(Recorded data)
•••••

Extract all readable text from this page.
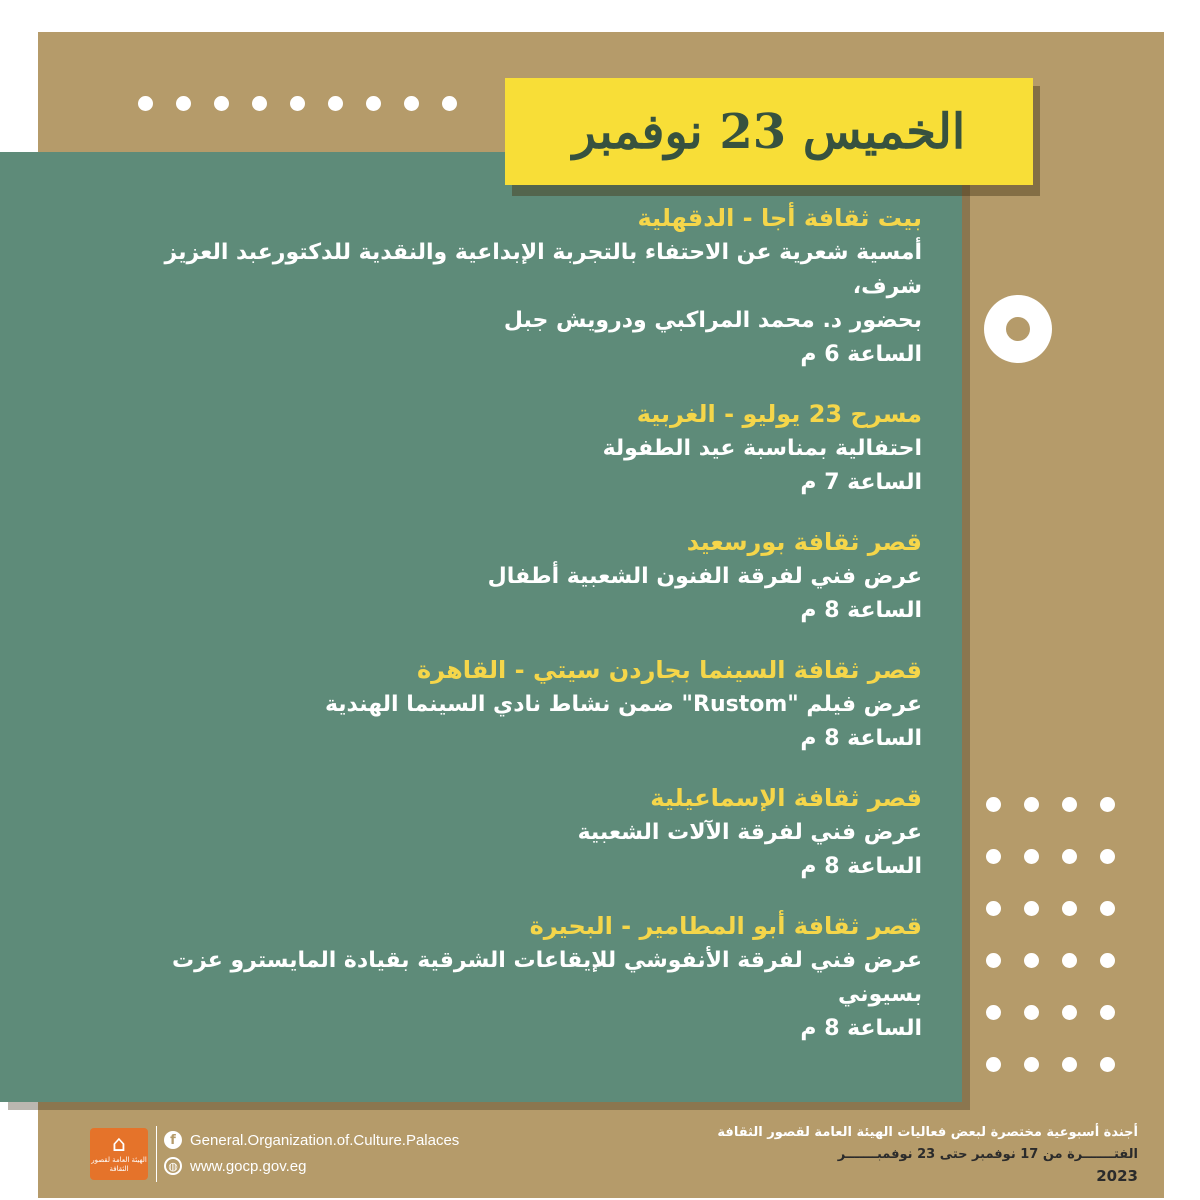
الخميس 23 نوفمبر
بيت ثقافة أجا - الدقهلية
أمسية شعرية عن الاحتفاء بالتجربة الإبداعية والنقدية للدكتورعبد العزيز شرف،
بحضور د. محمد المراكبي ودرويش جبل
الساعة 6 م
مسرح 23 يوليو - الغربية
احتفالية بمناسبة عيد الطفولة
الساعة 7 م
قصر ثقافة بورسعيد
عرض فني لفرقة الفنون الشعبية أطفال
الساعة 8 م
قصر ثقافة السينما بجاردن سيتي - القاهرة
عرض فيلم "Rustom" ضمن نشاط نادي السينما الهندية
الساعة 8 م
قصر ثقافة الإسماعيلية
عرض فني لفرقة الآلات الشعبية
الساعة 8 م
قصر ثقافة أبو المطامير - البحيرة
عرض فني لفرقة الأنفوشي للإيقاعات الشرقية بقيادة المايسترو عزت بسيوني
الساعة 8 م
⌂
الهيئة العامة لقصور الثقافة
f General.Organization.of.Culture.Palaces
◍ www.gocp.gov.eg
أجندة أسبوعية مختصرة لبعض فعاليات الهيئة العامة لقصور الثقافة
الفتـــــــرة من 17 نوفمبر حتى 23 نوفمبـــــــر
2023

•••••

**YOUR TASK:**
From the records above, report the count of lines containing "العامة" and nothing more.

**FINAL RESULT:**
2